> **Task to carry out**: Copy every line with the string "Department" in it.

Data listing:
..........
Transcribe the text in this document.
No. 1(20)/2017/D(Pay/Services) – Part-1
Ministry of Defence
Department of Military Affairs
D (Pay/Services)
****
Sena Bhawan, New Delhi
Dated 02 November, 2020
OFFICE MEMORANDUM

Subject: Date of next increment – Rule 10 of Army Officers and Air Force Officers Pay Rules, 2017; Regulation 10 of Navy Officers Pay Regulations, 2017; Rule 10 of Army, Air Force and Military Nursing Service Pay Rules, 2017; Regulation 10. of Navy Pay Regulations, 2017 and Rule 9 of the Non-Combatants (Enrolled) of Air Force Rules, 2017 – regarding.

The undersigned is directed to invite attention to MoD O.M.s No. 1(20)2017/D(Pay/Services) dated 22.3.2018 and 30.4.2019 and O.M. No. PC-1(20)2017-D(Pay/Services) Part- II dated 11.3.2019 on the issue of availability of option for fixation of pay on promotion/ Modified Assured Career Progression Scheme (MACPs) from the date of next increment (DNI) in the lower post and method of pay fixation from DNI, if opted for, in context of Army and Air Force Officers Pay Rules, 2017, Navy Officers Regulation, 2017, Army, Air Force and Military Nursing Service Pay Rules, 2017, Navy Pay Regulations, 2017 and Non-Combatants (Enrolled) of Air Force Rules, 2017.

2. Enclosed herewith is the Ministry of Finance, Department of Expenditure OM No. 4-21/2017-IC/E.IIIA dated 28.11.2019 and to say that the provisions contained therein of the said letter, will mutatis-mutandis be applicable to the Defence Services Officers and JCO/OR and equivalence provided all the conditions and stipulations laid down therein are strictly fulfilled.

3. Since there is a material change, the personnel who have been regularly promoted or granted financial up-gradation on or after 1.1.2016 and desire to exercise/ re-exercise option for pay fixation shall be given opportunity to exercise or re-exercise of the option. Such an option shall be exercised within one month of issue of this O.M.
..........
> **Final answer**:
Department of Military Affairs
2. Enclosed herewith is the Ministry of Finance, Department of Expenditure OM No. 4-21/2017-IC/E.IIIA dated 28.11.2019 and to say that the provisions contained therein of the said letter, will mutatis-mutandis be applicable to the Defence Services Officers and JCO/OR and equivalence provided all the conditions and stipulations laid down therein are strictly fulfilled.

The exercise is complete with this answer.